**What you are asked to do**
Give only the number of lines that contain the word "JSON".

(Dataset rows about figures)

════════════════════

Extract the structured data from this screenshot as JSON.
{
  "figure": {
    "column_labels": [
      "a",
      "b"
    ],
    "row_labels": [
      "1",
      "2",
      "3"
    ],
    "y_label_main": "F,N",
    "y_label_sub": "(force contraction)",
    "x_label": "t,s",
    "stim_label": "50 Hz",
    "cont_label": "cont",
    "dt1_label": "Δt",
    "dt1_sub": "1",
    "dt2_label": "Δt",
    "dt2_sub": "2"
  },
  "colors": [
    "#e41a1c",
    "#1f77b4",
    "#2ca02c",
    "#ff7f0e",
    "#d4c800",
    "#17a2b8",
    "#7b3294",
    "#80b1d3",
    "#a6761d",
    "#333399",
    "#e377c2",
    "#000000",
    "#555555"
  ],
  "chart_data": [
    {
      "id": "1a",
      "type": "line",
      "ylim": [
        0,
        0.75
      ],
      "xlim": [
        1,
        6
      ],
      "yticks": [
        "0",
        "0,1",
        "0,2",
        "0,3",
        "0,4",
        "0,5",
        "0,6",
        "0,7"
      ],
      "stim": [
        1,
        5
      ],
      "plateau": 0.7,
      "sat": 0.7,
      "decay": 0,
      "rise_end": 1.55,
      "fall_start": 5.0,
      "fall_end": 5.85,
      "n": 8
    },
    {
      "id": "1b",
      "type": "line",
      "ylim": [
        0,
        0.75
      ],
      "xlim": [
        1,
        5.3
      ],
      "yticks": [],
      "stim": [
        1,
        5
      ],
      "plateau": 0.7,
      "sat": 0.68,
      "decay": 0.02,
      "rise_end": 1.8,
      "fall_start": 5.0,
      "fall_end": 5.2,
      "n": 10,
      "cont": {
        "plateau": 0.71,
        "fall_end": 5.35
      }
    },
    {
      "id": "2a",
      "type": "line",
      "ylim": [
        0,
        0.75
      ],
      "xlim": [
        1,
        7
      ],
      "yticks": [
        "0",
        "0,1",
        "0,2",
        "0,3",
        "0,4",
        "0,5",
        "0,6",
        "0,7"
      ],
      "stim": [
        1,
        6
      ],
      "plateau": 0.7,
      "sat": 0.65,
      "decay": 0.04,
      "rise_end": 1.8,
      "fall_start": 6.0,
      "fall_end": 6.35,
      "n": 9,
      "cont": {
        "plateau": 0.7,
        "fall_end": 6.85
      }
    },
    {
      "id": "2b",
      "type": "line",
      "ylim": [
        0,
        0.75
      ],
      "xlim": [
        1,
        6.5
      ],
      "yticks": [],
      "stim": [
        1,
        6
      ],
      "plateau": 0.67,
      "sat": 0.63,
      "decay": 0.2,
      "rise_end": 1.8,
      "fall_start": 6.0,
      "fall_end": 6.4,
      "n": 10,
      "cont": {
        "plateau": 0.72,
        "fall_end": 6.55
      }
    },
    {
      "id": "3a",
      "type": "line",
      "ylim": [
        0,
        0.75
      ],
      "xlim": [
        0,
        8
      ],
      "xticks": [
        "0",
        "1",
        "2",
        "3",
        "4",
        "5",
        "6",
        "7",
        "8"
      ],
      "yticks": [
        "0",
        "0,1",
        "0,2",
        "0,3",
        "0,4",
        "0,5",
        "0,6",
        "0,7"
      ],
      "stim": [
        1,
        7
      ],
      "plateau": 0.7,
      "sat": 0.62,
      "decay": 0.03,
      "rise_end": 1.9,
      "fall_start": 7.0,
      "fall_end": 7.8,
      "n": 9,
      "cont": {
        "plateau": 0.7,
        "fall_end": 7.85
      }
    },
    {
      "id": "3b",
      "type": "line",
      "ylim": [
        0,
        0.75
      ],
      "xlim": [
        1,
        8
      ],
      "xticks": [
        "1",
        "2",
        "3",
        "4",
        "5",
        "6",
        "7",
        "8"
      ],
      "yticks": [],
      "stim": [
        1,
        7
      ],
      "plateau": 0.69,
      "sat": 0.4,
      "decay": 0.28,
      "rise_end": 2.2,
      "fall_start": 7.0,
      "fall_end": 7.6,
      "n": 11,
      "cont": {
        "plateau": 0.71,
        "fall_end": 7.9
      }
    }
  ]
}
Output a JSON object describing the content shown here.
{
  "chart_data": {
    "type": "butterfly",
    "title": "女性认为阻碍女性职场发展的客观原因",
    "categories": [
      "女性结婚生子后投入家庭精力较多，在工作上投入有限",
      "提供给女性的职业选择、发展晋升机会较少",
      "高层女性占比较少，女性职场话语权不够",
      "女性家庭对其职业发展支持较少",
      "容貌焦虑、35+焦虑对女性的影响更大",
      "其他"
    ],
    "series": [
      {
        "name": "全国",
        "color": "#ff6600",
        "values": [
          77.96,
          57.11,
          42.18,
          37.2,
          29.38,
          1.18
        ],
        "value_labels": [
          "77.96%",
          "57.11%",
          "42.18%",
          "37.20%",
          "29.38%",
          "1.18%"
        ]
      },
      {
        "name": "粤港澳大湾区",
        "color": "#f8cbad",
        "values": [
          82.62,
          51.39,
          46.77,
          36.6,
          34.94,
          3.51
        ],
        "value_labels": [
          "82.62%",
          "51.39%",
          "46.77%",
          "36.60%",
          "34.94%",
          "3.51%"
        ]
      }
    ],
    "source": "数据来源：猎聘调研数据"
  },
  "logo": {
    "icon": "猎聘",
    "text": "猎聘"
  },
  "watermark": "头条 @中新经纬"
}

════════════════════

**Correct answer**
2